[Stored data entries]
┄┄┄┄┄┄┄┄┄┄┄┄┄┄┄┄┄┄┄┄

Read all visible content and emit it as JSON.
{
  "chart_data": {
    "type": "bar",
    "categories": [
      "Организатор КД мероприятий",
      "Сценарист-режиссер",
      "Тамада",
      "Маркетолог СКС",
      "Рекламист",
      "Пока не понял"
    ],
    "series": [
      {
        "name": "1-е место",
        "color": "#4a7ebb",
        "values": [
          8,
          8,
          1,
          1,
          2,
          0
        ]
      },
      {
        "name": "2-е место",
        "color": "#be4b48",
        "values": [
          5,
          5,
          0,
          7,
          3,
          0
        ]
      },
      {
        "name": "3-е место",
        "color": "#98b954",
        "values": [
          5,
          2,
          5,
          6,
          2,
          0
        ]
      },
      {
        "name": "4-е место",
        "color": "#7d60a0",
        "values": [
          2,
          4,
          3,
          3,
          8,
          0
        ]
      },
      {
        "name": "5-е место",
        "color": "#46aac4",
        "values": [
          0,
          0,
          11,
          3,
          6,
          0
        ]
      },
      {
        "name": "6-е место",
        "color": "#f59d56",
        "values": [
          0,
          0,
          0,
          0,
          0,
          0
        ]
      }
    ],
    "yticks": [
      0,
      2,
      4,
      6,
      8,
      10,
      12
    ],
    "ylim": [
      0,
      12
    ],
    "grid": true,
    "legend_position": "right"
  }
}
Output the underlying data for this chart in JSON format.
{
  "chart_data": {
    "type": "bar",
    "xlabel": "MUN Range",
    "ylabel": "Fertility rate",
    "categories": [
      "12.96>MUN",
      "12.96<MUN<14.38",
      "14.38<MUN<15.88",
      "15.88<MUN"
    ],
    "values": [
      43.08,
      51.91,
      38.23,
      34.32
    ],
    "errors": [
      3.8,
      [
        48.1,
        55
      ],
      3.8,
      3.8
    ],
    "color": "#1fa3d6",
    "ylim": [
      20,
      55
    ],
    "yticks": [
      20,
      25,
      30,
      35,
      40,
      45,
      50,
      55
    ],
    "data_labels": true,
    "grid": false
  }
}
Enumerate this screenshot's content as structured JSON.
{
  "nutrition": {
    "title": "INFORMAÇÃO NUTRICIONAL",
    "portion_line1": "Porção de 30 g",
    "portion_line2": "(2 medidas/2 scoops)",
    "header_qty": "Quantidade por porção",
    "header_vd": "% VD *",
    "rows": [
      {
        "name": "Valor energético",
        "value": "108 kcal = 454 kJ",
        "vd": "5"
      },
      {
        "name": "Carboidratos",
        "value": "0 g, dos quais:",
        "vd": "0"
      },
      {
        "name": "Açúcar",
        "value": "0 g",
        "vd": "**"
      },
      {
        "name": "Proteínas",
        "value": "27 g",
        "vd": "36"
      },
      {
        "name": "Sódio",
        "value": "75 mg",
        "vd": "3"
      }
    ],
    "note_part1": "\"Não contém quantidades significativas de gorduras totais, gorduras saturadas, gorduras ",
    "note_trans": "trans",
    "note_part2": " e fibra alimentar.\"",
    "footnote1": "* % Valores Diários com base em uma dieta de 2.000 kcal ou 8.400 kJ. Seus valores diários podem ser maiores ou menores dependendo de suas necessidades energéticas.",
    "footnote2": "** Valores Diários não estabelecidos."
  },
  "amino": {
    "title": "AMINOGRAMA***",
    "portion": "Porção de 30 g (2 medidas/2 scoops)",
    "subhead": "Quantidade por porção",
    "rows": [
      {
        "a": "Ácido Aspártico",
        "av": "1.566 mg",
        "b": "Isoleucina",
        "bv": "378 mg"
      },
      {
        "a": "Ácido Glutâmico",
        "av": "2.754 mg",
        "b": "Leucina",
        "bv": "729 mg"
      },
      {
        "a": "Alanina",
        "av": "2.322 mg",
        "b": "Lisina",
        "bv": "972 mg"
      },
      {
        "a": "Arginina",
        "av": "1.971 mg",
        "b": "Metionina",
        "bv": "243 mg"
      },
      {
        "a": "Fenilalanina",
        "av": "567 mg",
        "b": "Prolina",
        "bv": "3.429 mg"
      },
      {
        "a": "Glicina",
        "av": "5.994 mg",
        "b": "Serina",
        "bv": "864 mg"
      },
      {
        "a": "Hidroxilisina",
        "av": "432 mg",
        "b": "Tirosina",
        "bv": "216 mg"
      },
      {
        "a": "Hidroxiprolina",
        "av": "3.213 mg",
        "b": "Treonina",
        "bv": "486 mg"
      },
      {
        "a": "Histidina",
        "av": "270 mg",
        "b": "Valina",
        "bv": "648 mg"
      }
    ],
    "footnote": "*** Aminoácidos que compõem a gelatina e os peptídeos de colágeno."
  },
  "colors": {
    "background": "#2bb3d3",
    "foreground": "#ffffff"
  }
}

┄┄┄┄┄┄┄┄┄┄┄┄┄┄┄┄┄┄┄┄

- [Exercise goal]
Copy each line of the records containing the string "kcal".

- [The output]
        "value": "108 kcal = 454 kJ",
    "footnote1": "* % Valores Diários com base em uma dieta de 2.000 kcal ou 8.400 kJ. Seus valores diários podem ser maiores ou menores dependendo de suas necessidades energéticas.",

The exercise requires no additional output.